→ **What needs to be done**
Filter the entries and keep only the lines where the string "JSON" appears.

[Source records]
━━━━━━━━━━━━━━━━━━━━

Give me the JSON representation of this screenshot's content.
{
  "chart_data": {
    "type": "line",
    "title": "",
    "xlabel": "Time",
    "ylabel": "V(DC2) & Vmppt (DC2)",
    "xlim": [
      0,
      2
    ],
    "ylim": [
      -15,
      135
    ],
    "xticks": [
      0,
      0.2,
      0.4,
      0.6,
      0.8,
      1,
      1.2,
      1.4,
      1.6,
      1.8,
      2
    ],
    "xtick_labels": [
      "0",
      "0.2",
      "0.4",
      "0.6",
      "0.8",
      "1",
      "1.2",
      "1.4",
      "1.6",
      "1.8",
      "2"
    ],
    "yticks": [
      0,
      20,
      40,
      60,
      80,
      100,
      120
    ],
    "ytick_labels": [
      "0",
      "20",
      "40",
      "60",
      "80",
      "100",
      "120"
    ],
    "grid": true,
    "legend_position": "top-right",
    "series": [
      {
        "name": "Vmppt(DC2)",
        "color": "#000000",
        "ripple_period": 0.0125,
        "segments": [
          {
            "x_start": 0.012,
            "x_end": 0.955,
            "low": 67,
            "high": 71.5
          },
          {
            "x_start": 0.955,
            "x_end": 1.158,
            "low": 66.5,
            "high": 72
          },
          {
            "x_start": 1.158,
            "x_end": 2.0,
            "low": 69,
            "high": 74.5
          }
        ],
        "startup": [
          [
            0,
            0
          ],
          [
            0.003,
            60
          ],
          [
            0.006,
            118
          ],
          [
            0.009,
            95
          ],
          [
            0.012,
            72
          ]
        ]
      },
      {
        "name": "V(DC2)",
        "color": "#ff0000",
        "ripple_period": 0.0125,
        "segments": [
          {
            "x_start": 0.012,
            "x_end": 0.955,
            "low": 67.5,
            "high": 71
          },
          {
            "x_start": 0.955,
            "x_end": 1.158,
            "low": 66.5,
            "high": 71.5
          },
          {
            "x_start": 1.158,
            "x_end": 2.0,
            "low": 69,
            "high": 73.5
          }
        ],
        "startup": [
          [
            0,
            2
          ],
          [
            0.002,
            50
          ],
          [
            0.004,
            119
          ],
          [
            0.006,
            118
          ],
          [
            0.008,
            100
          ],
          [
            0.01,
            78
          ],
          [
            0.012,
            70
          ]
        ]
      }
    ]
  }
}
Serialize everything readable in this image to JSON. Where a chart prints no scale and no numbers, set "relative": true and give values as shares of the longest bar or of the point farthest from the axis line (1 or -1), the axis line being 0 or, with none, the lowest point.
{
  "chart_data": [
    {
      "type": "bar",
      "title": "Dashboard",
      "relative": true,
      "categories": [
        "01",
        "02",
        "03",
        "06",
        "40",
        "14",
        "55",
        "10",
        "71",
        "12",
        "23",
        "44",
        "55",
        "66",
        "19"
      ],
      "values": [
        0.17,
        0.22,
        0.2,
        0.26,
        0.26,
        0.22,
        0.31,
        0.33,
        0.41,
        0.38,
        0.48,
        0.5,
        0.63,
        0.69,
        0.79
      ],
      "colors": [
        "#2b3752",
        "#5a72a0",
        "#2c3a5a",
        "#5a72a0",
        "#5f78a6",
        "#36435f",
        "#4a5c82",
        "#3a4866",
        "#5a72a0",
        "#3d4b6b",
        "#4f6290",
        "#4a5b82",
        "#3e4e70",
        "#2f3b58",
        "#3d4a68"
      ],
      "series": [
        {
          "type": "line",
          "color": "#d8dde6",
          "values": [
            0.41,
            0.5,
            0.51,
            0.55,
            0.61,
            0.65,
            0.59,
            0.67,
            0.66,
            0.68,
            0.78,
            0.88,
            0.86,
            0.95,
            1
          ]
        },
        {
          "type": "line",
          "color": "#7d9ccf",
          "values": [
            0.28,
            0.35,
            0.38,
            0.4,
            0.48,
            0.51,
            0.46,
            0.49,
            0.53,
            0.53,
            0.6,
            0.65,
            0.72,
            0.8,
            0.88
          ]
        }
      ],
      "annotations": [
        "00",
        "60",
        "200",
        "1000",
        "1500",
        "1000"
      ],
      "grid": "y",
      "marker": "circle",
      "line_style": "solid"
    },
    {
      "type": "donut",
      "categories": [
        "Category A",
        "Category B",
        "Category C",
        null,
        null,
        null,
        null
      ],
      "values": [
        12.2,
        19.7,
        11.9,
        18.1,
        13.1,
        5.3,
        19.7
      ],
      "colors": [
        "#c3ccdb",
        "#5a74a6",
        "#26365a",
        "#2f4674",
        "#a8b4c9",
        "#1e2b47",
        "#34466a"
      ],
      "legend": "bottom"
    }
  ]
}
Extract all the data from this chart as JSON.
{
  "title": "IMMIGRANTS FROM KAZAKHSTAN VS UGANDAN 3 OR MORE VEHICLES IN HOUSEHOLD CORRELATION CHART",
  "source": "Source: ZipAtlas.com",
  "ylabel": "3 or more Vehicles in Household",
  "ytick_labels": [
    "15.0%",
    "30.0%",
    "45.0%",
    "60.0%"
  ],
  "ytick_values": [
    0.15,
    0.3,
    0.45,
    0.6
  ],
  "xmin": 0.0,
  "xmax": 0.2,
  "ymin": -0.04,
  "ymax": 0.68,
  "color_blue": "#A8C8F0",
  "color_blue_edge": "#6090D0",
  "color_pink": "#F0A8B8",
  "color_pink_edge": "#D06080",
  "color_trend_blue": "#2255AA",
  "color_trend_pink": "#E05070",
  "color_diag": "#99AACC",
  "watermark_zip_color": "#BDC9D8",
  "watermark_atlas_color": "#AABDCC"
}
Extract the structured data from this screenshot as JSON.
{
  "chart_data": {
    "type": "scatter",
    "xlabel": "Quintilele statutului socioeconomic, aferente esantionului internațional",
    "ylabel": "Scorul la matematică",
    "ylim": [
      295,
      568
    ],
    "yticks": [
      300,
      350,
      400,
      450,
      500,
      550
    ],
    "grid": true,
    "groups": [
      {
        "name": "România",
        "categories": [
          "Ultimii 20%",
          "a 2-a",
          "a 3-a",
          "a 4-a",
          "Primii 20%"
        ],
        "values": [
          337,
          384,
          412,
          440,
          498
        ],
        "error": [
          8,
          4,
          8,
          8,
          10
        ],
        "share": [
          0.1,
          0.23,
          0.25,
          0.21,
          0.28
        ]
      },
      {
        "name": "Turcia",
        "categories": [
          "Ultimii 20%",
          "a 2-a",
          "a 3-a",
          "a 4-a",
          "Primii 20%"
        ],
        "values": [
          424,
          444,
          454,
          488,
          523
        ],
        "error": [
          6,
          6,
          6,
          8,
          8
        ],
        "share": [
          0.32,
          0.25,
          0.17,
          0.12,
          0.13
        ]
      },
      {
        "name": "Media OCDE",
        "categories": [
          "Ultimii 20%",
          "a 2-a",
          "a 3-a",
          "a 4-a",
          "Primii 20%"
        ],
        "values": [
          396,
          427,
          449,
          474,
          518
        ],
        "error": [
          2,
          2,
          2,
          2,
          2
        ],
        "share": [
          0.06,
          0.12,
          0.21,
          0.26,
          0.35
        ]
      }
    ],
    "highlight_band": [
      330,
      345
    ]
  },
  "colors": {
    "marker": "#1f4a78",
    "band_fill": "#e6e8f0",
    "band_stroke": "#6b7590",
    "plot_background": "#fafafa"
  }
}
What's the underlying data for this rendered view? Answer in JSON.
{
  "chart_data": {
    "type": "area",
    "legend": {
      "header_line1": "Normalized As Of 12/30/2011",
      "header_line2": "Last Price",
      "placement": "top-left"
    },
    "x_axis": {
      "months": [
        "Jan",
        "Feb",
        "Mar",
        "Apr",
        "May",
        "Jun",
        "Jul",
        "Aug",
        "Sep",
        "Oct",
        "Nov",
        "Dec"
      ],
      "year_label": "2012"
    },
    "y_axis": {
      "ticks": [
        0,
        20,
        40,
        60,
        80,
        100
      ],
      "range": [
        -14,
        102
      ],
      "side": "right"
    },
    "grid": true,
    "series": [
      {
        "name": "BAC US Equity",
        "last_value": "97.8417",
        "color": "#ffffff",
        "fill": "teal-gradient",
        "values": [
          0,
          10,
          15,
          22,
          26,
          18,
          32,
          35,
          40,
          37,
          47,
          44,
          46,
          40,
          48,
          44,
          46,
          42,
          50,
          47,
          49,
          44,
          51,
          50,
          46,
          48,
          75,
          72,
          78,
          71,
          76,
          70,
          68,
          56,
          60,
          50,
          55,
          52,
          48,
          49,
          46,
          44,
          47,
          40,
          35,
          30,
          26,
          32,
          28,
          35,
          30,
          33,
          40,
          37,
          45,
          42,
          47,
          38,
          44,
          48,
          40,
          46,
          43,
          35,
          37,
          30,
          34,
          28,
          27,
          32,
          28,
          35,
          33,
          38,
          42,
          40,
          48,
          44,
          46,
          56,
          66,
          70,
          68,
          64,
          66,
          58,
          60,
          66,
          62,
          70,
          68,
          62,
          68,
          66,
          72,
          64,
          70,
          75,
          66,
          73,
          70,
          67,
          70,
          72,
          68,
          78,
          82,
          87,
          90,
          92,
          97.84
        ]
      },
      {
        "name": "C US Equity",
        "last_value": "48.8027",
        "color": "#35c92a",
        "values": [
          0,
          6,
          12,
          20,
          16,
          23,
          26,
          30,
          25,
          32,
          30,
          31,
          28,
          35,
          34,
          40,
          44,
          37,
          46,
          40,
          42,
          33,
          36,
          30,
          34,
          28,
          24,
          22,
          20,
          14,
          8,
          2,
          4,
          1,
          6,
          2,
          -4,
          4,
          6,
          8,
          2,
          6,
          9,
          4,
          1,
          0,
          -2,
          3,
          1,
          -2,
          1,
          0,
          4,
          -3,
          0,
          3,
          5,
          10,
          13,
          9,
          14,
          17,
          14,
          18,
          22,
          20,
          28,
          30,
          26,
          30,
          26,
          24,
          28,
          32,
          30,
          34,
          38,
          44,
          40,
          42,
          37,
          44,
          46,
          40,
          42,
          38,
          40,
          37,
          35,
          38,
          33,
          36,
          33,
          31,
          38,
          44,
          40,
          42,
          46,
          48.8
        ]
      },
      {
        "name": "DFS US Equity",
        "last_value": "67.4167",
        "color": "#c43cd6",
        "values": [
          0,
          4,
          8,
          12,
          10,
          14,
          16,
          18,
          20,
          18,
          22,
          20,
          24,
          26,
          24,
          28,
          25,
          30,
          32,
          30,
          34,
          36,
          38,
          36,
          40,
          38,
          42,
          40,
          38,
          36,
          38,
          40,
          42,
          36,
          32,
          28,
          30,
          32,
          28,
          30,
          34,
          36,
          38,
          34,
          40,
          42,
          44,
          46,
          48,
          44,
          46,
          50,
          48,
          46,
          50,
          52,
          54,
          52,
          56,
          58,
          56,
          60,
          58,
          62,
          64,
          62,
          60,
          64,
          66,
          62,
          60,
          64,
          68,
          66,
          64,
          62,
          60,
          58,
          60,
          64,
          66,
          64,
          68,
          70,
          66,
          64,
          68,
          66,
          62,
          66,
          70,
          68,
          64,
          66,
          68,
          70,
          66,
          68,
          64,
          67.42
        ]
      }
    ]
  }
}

━━━━━━━━━━━━━━━━━━━━

→ **Output of the task**
Give me the JSON representation of this screenshot's content.
Serialize everything readable in this image to JSON. Where a chart prints no scale and no numbers, set "relative": true and give values as shares of the longest bar or of the point farthest from the axis line (1 or -1), the axis line being 0 or, with none, the lowest point.
Extract all the data from this chart as JSON.
Extract the structured data from this screenshot as JSON.
What's the underlying data for this rendered view? Answer in JSON.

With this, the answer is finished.